### INFORMATION GIVEN ###

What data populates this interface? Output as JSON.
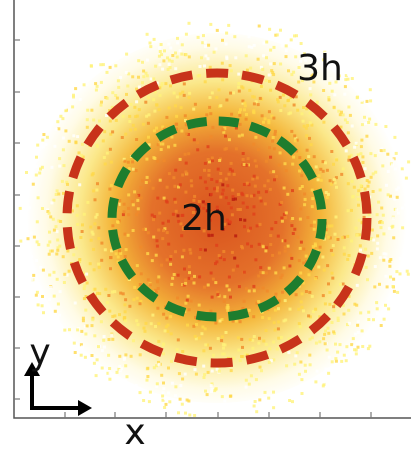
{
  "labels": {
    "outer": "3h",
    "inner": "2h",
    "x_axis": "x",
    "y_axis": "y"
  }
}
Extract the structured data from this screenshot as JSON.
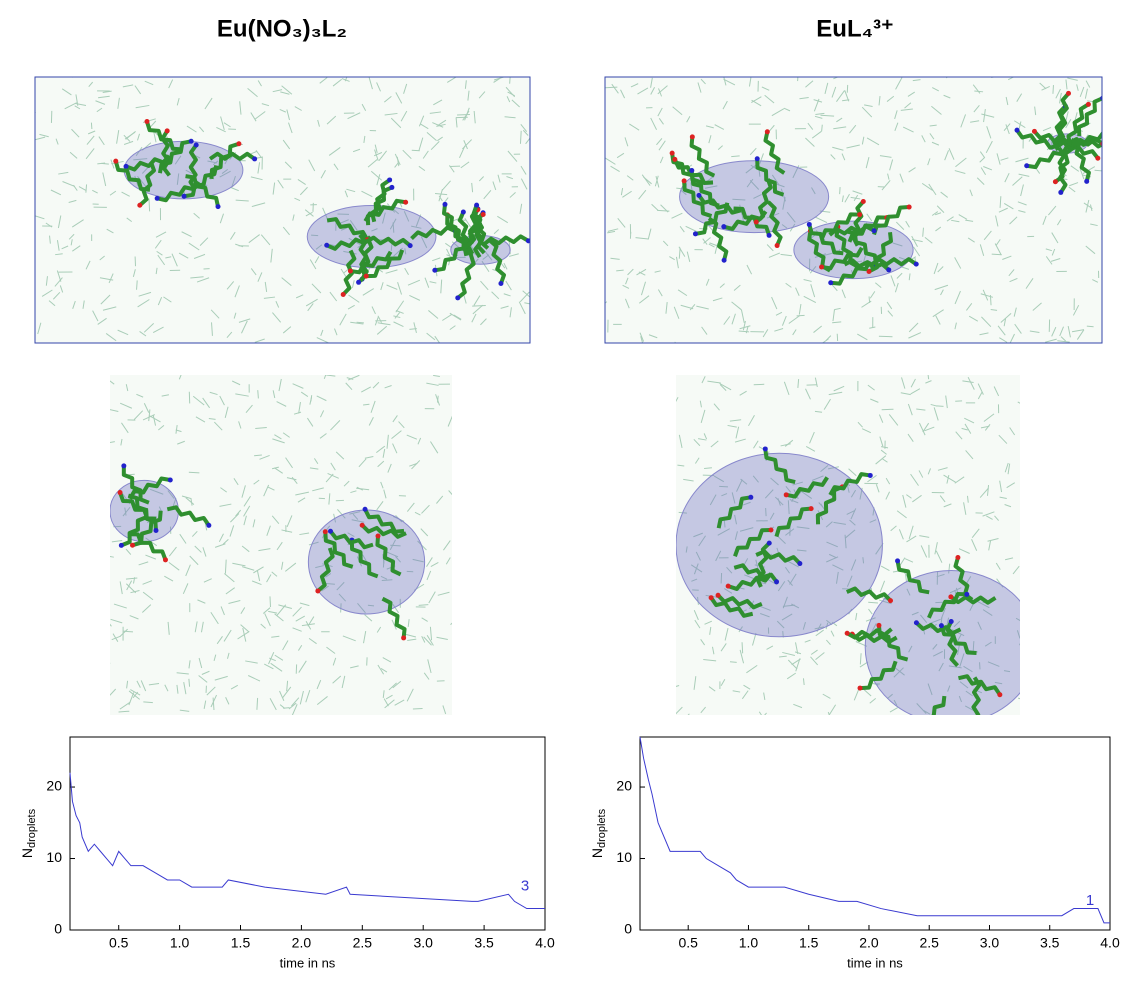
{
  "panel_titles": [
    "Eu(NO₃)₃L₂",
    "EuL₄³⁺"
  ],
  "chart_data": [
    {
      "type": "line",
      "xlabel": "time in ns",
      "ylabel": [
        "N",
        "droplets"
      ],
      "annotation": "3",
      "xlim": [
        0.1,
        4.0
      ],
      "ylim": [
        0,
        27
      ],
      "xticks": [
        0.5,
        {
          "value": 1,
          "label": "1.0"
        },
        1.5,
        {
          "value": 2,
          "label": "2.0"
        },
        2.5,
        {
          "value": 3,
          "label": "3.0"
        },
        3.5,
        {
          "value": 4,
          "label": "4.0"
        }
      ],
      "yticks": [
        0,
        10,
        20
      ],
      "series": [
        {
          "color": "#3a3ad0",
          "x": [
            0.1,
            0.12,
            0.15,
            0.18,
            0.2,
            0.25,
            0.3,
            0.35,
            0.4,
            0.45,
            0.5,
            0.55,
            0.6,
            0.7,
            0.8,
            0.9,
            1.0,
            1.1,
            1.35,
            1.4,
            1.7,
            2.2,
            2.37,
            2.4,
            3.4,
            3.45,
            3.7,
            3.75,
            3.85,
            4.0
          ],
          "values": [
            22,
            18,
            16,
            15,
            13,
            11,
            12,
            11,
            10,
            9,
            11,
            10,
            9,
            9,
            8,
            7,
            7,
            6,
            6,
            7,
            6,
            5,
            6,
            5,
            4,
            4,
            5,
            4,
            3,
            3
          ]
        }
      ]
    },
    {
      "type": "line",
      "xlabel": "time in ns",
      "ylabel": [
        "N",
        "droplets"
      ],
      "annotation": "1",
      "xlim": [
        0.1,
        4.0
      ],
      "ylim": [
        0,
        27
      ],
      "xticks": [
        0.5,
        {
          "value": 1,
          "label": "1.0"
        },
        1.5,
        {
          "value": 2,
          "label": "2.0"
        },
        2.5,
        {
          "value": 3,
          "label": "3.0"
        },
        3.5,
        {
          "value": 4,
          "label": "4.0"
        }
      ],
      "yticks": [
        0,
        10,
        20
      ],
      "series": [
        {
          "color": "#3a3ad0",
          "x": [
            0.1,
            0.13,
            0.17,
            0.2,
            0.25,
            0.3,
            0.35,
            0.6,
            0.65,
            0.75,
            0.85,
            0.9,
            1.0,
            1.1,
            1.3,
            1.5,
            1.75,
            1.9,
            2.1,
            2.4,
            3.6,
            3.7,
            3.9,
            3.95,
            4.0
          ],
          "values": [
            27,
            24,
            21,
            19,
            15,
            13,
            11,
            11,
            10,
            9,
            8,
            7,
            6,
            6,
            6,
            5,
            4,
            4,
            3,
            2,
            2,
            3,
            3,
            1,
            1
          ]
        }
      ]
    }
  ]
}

###

> [SHORT TASK]
Repeat the data exactly, without the pictures.

> [FULL SOLUTION]
What data populates this interface? Output as JSON.
{
  "labels": {
    "outer": "3h",
    "inner": "2h",
    "x_axis": "x",
    "y_axis": "y"
  }
}
Extract the structured data from this screenshot as JSON.
{
  "panel_titles": [
    "Eu(NO₃)₃L₂",
    "EuL₄³⁺"
  ],
  "chart_data": [
    {
      "type": "line",
      "xlabel": "time in ns",
      "ylabel": [
        "N",
        "droplets"
      ],
      "annotation": "3",
      "xlim": [
        0.1,
        4.0
      ],
      "ylim": [
        0,
        27
      ],
      "xticks": [
        0.5,
        {
          "value": 1,
          "label": "1.0"
        },
        1.5,
        {
          "value": 2,
          "label": "2.0"
        },
        2.5,
        {
          "value": 3,
          "label": "3.0"
        },
        3.5,
        {
          "value": 4,
          "label": "4.0"
        }
      ],
      "yticks": [
        0,
        10,
        20
      ],
      "series": [
        {
          "color": "#3a3ad0",
          "x": [
            0.1,
            0.12,
            0.15,
            0.18,
            0.2,
            0.25,
            0.3,
            0.35,
            0.4,
            0.45,
            0.5,
            0.55,
            0.6,
            0.7,
            0.8,
            0.9,
            1.0,
            1.1,
            1.35,
            1.4,
            1.7,
            2.2,
            2.37,
            2.4,
            3.4,
            3.45,
            3.7,
            3.75,
            3.85,
            4.0
          ],
          "values": [
            22,
            18,
            16,
            15,
            13,
            11,
            12,
            11,
            10,
            9,
            11,
            10,
            9,
            9,
            8,
            7,
            7,
            6,
            6,
            7,
            6,
            5,
            6,
            5,
            4,
            4,
            5,
            4,
            3,
            3
          ]
        }
      ]
    },
    {
      "type": "line",
      "xlabel": "time in ns",
      "ylabel": [
        "N",
        "droplets"
      ],
      "annotation": "1",
      "xlim": [
        0.1,
        4.0
      ],
      "ylim": [
        0,
        27
      ],
      "xticks": [
        0.5,
        {
          "value": 1,
          "label": "1.0"
        },
        1.5,
        {
          "value": 2,
          "label": "2.0"
        },
        2.5,
        {
          "value": 3,
          "label": "3.0"
        },
        3.5,
        {
          "value": 4,
          "label": "4.0"
        }
      ],
      "yticks": [
        0,
        10,
        20
      ],
      "series": [
        {
          "color": "#3a3ad0",
          "x": [
            0.1,
            0.13,
            0.17,
            0.2,
            0.25,
            0.3,
            0.35,
            0.6,
            0.65,
            0.75,
            0.85,
            0.9,
            1.0,
            1.1,
            1.3,
            1.5,
            1.75,
            1.9,
            2.1,
            2.4,
            3.6,
            3.7,
            3.9,
            3.95,
            4.0
          ],
          "values": [
            27,
            24,
            21,
            19,
            15,
            13,
            11,
            11,
            10,
            9,
            8,
            7,
            6,
            6,
            6,
            5,
            4,
            4,
            3,
            2,
            2,
            3,
            3,
            1,
            1
          ]
        }
      ]
    }
  ]
}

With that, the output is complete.